What you should do: Look through the records that follow. Copy every line containing the word "price".

*** Records for this exercise ***

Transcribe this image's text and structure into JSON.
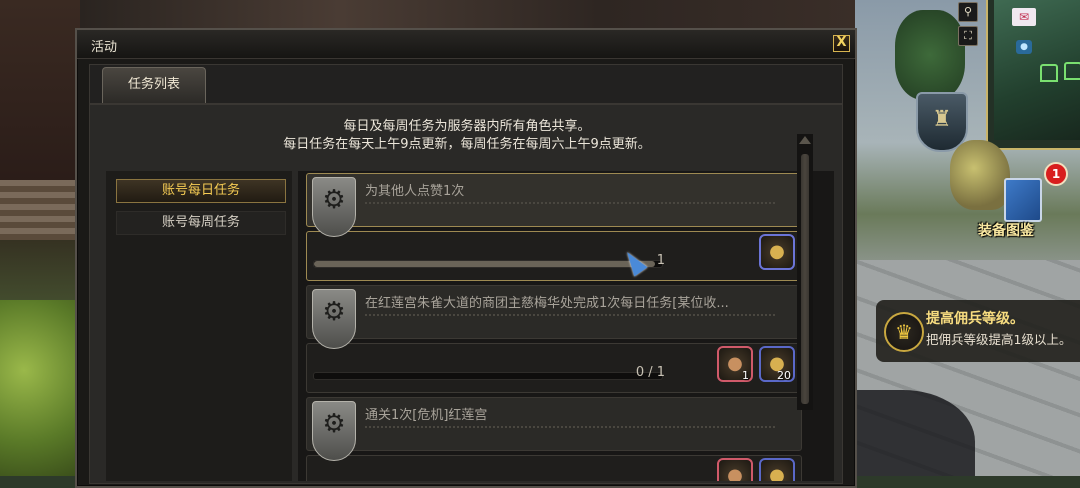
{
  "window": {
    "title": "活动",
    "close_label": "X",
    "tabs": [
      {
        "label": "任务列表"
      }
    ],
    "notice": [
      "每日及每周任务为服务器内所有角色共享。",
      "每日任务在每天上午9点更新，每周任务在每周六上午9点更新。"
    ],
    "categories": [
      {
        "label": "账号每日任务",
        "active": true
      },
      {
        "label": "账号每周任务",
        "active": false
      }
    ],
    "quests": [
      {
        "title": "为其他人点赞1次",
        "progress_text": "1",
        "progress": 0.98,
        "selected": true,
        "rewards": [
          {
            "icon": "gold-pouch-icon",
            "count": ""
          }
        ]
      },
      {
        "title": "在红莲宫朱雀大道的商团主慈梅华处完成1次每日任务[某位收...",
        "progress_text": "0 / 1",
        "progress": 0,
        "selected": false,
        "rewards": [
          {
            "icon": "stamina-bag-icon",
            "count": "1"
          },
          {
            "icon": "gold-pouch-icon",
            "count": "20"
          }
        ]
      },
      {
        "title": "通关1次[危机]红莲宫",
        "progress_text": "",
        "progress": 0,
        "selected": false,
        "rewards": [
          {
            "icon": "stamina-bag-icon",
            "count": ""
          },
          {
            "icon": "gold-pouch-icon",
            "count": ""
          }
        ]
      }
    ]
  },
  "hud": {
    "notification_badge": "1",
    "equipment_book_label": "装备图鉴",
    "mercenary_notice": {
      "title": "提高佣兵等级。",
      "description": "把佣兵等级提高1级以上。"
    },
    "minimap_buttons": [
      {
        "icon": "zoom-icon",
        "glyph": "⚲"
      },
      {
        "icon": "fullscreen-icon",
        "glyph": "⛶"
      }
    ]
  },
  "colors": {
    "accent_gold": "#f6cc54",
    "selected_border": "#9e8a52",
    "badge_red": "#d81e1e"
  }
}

***
*** Records for this exercise ***

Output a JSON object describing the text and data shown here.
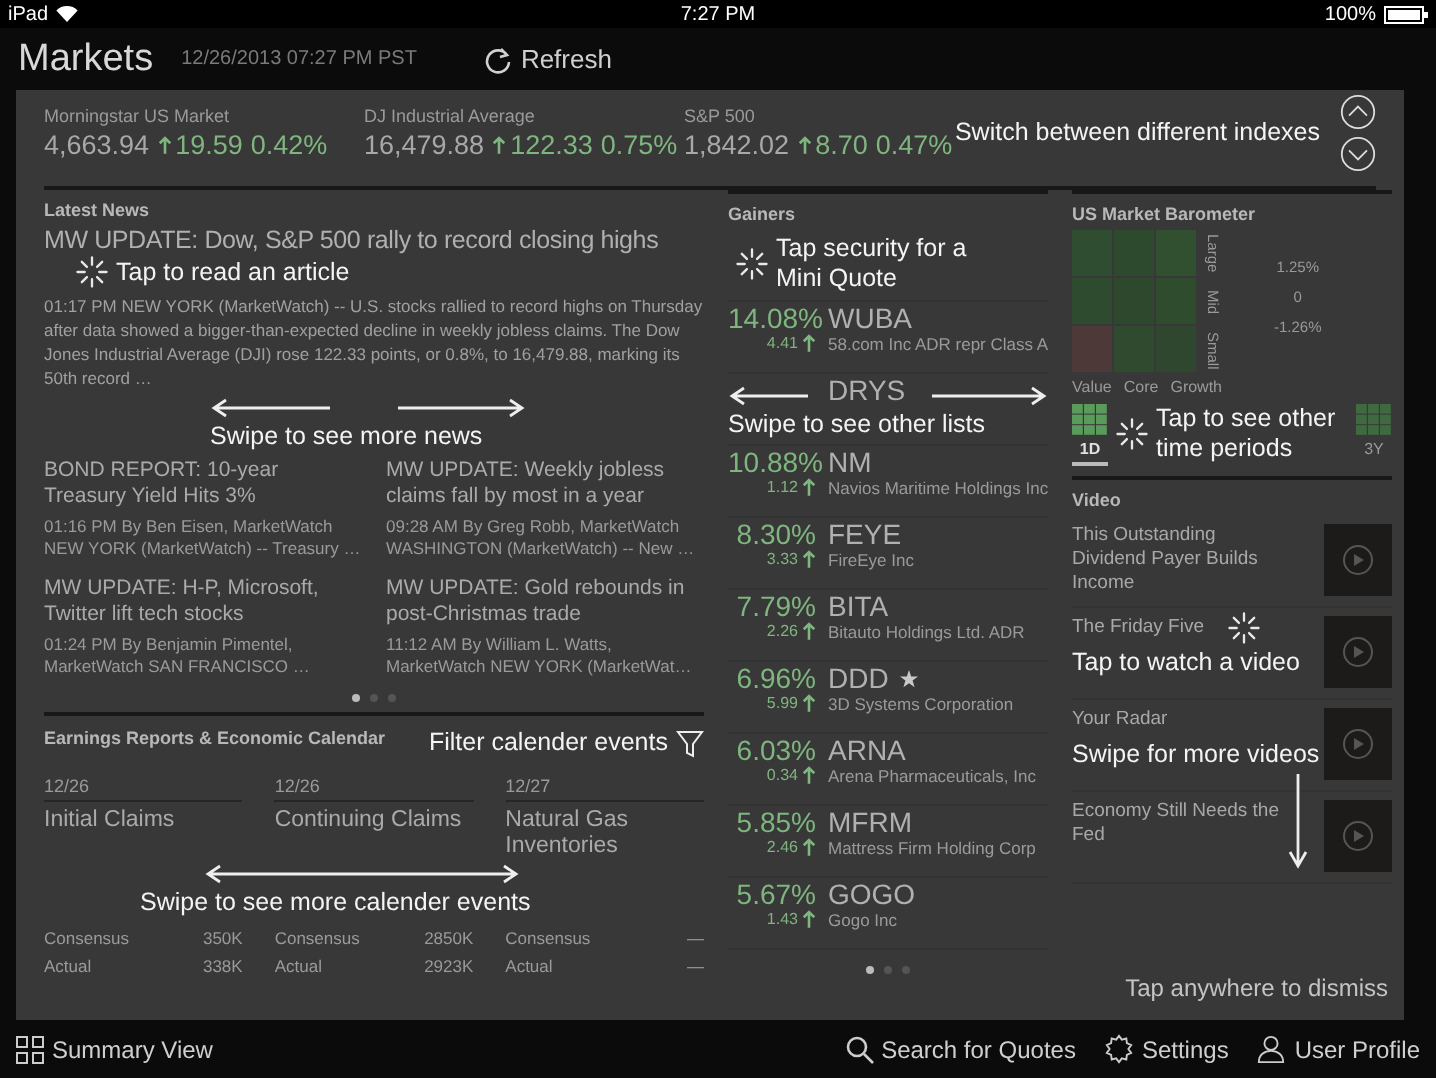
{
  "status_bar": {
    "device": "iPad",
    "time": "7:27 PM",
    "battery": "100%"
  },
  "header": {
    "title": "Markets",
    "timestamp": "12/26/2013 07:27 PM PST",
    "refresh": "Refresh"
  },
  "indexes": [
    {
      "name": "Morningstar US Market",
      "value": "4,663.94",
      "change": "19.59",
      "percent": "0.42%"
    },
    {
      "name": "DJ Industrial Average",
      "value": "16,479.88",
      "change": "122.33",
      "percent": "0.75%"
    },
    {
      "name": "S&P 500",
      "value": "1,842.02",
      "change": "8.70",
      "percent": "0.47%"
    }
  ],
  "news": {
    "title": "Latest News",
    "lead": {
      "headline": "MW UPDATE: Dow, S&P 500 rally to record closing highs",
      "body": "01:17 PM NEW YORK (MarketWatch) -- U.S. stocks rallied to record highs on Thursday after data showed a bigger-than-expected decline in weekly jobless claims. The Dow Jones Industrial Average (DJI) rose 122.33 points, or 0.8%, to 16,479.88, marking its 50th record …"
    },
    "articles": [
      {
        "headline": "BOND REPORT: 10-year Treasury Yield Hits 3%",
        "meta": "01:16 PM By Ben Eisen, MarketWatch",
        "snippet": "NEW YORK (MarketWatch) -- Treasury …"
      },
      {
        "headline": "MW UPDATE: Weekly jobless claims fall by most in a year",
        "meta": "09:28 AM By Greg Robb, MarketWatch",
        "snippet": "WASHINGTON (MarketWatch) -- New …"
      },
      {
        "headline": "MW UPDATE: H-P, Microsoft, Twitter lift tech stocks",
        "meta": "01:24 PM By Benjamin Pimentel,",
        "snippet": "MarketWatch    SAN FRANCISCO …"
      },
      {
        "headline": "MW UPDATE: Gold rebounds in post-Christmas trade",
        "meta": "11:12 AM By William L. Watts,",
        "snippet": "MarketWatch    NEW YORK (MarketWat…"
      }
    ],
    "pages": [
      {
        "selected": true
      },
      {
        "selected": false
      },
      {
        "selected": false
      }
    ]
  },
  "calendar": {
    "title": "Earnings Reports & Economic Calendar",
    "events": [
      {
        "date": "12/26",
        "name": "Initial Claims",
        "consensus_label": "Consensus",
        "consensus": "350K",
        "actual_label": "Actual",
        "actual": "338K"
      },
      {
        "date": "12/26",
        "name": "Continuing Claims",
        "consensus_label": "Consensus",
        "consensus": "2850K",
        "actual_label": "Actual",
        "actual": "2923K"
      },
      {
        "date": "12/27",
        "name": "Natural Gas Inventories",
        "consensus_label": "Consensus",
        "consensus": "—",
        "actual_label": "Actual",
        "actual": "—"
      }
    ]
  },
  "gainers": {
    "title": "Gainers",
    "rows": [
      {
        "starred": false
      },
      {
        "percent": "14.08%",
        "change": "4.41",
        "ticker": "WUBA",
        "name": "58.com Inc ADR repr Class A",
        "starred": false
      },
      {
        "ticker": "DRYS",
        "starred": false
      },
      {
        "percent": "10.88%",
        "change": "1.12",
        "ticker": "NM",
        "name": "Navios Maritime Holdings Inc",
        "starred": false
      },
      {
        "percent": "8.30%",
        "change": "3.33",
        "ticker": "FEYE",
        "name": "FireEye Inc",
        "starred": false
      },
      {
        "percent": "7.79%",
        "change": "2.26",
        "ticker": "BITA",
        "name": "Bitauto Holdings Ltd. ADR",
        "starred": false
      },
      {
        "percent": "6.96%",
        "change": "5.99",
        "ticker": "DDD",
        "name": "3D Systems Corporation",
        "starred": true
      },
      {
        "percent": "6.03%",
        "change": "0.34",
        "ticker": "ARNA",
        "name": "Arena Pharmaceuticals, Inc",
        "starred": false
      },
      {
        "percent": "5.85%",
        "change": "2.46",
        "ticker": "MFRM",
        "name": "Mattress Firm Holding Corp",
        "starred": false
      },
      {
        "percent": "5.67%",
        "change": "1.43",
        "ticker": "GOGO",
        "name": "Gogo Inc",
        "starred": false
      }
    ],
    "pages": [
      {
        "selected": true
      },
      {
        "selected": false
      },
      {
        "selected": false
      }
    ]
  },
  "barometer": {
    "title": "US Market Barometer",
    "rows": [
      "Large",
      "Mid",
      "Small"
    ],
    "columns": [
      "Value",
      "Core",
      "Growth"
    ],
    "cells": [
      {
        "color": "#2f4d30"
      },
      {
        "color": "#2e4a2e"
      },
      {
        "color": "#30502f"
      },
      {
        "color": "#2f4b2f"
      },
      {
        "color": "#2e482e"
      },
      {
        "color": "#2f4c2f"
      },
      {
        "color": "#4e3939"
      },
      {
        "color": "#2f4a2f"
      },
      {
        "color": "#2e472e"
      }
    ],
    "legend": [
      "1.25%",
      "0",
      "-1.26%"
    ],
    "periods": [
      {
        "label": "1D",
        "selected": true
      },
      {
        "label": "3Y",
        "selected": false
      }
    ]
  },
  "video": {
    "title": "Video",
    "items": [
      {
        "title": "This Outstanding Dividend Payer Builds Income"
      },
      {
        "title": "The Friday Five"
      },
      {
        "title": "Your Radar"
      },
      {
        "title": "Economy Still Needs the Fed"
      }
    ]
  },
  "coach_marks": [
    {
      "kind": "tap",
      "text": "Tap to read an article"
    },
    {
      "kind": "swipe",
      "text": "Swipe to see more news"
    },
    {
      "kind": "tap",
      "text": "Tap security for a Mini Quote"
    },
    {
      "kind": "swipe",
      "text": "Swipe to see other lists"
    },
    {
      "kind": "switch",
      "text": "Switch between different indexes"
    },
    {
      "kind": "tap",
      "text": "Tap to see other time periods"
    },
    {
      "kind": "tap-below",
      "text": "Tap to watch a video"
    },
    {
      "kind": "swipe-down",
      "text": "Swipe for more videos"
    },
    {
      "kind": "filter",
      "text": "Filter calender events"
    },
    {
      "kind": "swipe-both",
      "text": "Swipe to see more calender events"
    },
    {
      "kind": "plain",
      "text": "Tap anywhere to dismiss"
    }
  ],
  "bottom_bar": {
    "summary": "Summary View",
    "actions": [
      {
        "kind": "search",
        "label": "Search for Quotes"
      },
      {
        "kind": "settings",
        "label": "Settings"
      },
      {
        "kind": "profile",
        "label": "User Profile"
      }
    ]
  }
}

***
*** Records for this exercise ***

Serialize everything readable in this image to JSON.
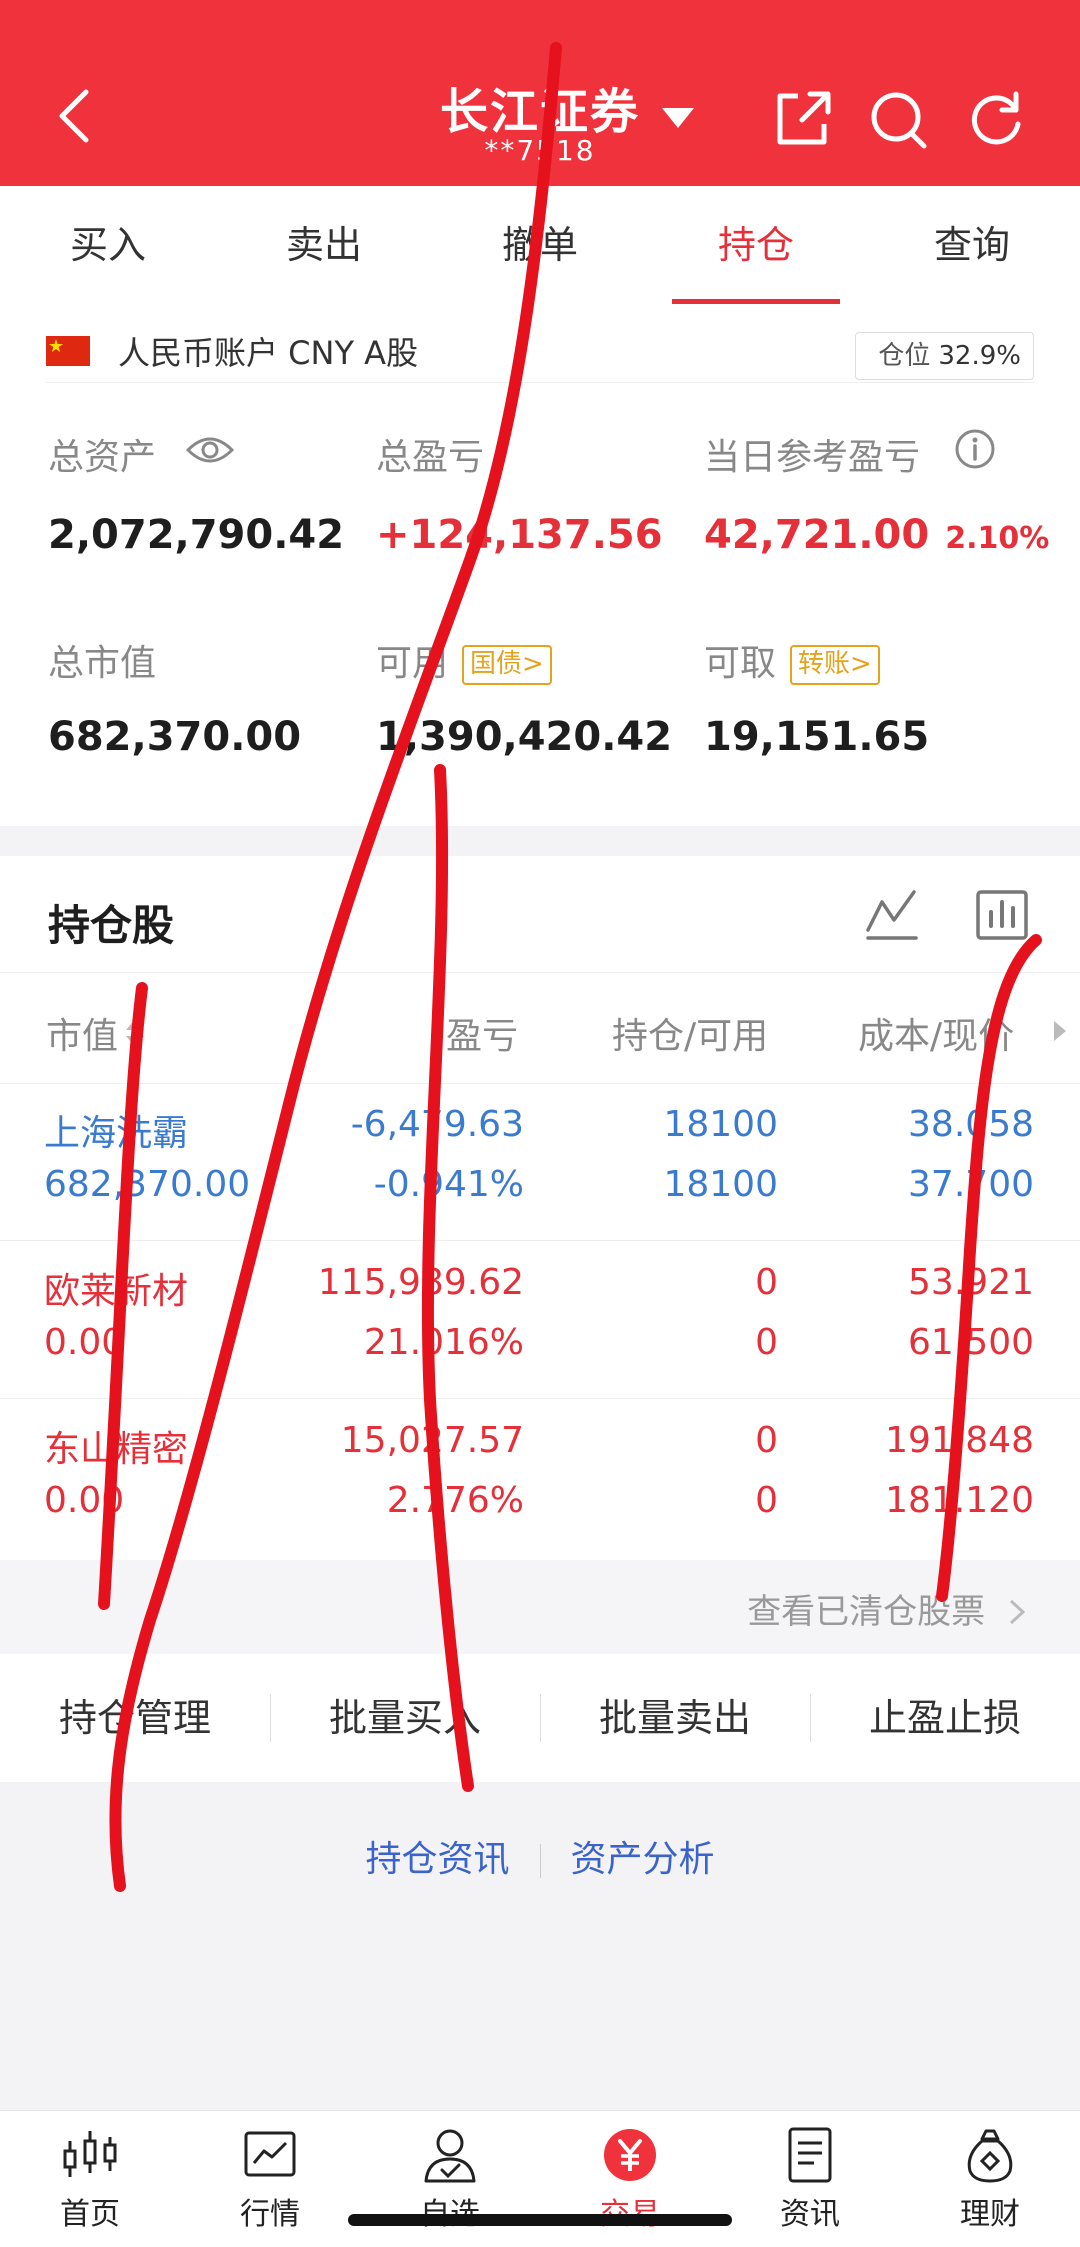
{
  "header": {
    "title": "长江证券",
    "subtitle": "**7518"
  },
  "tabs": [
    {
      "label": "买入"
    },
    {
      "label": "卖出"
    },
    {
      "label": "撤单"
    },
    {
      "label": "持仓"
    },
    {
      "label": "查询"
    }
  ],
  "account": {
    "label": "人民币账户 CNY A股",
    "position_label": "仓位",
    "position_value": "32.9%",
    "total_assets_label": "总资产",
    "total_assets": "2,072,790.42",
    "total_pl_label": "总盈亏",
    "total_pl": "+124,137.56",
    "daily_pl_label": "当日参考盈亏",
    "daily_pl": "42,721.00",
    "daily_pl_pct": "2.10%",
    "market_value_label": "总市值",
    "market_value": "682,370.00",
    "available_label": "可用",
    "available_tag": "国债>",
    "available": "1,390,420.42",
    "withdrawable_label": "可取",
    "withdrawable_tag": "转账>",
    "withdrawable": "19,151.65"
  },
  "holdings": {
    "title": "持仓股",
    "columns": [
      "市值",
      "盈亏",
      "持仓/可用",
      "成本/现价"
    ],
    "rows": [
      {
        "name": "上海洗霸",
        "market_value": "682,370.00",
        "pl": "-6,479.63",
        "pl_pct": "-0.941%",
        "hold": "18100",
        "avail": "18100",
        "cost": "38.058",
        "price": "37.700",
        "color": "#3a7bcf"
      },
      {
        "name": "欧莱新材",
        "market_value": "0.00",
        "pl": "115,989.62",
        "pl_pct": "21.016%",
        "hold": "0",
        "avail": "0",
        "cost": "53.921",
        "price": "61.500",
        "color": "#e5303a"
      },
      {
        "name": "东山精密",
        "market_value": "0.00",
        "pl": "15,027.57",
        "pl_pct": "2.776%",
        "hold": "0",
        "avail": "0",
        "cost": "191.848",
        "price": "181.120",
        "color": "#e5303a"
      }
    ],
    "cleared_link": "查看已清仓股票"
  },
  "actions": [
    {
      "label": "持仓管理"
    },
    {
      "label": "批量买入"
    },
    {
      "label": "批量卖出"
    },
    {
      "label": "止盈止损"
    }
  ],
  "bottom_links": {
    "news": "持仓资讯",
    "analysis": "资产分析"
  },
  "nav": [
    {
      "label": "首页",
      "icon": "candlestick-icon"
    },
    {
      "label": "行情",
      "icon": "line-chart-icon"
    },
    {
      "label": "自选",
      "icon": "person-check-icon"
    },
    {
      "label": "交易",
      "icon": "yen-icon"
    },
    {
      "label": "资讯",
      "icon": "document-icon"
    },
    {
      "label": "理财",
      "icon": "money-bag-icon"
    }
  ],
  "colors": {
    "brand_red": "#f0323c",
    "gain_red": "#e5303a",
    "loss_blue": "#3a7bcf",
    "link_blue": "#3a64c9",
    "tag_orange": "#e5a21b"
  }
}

***

Written solution:
        "price": "37.700",
        "price": "61.500",
        "price": "181.120",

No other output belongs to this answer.